**The request**
Determine how many lines include "document". Give the number and nothing else.

**Available records**
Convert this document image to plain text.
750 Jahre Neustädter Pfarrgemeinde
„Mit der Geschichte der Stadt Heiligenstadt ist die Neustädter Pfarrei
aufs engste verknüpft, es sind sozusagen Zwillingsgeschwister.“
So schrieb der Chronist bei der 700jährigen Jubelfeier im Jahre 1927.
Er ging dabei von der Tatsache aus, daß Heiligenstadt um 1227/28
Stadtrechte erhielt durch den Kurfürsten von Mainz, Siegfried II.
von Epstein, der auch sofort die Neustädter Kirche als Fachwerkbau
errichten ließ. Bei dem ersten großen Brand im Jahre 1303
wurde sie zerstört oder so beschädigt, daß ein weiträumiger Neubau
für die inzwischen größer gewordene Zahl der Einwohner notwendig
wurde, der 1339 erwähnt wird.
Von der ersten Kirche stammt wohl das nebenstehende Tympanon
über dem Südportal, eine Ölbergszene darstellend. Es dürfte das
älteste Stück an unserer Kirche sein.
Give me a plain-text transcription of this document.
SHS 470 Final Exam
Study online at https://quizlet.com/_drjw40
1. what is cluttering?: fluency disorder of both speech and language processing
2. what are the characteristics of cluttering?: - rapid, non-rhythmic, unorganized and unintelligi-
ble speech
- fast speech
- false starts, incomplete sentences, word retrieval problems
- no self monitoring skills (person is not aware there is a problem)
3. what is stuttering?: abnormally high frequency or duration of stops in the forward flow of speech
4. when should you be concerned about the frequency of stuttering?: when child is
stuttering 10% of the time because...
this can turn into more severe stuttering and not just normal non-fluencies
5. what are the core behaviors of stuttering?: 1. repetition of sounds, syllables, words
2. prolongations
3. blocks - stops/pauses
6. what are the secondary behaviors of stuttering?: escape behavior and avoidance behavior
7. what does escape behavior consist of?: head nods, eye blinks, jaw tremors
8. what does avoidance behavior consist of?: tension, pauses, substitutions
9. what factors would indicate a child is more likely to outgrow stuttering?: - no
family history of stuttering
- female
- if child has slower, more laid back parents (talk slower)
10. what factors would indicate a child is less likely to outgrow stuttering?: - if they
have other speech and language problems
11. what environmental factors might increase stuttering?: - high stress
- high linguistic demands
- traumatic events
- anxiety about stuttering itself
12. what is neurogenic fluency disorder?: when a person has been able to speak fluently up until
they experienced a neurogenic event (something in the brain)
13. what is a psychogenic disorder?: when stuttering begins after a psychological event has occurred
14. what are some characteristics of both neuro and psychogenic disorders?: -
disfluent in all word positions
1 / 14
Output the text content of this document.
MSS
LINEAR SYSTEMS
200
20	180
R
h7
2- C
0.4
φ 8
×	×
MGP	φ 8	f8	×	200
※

**Task solution**
3